In the entries below, count the lines holding "thành". Reply with the number only.
= = =
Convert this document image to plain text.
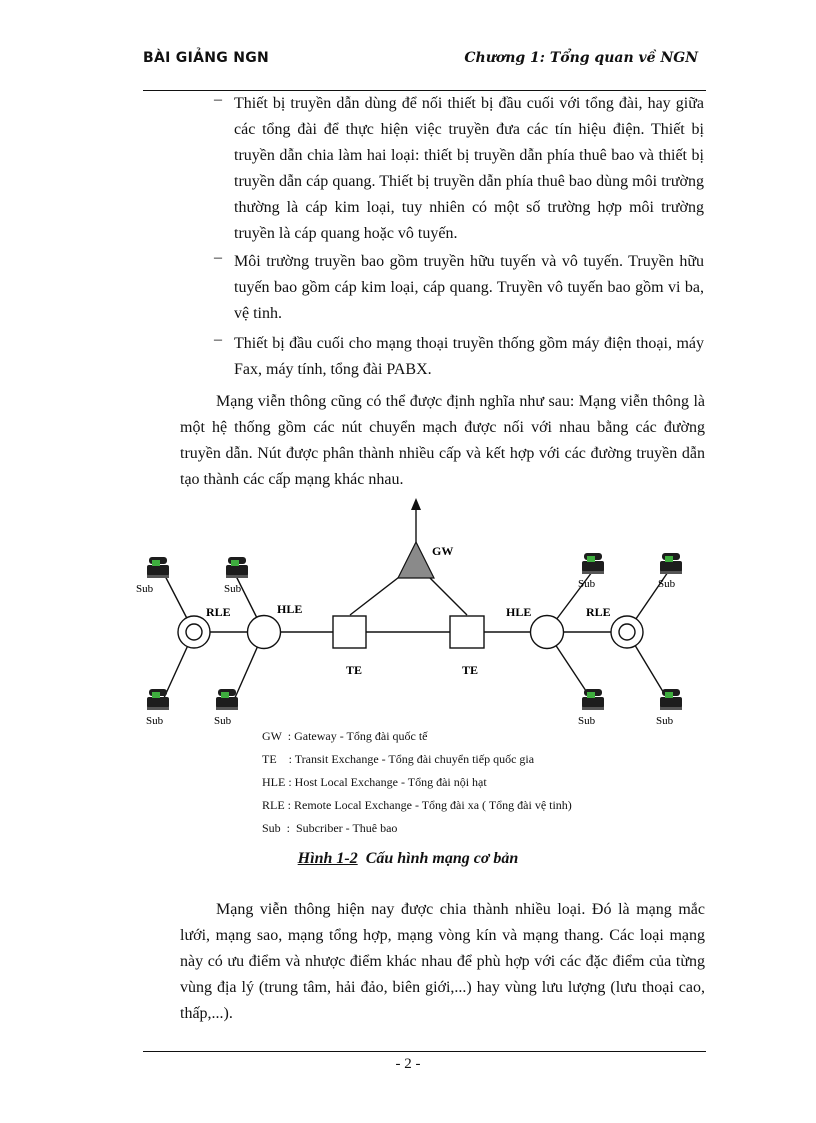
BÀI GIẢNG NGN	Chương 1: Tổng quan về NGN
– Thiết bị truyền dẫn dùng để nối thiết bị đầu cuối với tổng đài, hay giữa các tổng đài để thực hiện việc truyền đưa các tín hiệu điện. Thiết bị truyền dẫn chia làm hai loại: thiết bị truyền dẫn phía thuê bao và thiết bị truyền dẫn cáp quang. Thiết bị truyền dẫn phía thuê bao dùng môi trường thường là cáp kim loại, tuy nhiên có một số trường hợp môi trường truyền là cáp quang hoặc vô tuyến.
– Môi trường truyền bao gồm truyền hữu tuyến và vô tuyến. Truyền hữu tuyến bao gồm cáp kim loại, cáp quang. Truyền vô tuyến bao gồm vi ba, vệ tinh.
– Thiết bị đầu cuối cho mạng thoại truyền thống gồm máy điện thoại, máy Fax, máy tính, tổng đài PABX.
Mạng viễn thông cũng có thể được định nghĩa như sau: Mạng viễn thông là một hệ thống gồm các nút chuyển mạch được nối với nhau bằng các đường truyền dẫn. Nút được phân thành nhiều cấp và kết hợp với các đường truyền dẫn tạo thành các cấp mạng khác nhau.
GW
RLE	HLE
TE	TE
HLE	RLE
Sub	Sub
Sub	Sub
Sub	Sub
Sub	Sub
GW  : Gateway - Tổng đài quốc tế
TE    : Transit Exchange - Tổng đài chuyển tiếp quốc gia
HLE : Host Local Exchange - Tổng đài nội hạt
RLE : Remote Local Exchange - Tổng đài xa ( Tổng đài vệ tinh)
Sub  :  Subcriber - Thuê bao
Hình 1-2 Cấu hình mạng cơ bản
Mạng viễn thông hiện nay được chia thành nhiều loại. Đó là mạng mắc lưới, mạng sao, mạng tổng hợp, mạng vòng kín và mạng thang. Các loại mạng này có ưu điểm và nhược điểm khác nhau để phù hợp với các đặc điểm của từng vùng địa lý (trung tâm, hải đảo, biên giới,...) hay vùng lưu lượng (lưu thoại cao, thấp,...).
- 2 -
= = =
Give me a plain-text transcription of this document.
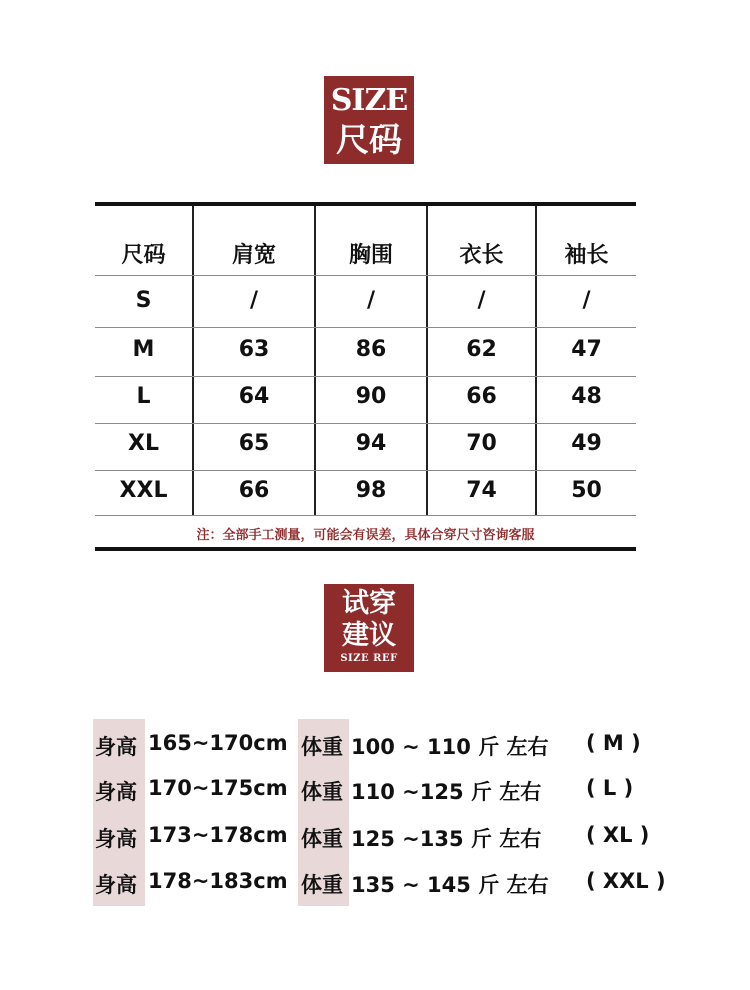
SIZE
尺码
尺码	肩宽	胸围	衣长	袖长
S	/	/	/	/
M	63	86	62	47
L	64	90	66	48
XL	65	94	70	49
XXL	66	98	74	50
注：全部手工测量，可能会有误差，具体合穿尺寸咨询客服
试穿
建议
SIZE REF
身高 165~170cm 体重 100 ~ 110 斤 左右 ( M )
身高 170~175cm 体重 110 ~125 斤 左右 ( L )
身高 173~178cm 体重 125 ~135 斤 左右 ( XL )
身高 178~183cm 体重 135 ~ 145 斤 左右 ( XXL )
= = =
**Reply**
2